• _TASK DESCRIPTION_: Would you retype all of these records exactly?

Stored entries

_ _ _ _ _ _ _

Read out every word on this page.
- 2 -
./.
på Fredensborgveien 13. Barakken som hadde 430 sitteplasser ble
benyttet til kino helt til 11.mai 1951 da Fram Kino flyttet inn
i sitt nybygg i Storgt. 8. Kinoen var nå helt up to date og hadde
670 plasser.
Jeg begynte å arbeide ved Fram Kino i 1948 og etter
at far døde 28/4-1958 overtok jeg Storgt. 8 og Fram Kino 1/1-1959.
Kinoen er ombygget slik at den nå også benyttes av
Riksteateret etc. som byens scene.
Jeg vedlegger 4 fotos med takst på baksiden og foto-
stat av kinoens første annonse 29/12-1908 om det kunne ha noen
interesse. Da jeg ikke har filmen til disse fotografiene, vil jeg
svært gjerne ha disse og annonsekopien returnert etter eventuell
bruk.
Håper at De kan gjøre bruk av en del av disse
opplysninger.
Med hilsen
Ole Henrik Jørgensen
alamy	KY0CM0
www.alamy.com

_ _ _ _ _ _ _

• _RESPONSE BELOW_:
Read out every word on this page.
- 2 -
./.
på Fredensborgveien 13. Barakken som hadde 430 sitteplasser ble
benyttet til kino helt til 11.mai 1951 da Fram Kino flyttet inn
i sitt nybygg i Storgt. 8. Kinoen var nå helt up to date og hadde
670 plasser.
Jeg begynte å arbeide ved Fram Kino i 1948 og etter
at far døde 28/4-1958 overtok jeg Storgt. 8 og Fram Kino 1/1-1959.
Kinoen er ombygget slik at den nå også benyttes av
Riksteateret etc. som byens scene.
Jeg vedlegger 4 fotos med takst på baksiden og foto-
stat av kinoens første annonse 29/12-1908 om det kunne ha noen
interesse. Da jeg ikke har filmen til disse fotografiene, vil jeg
svært gjerne ha disse og annonsekopien returnert etter eventuell
bruk.
Håper at De kan gjøre bruk av en del av disse
opplysninger.
Med hilsen
Ole Henrik Jørgensen
alamy	KY0CM0
www.alamy.com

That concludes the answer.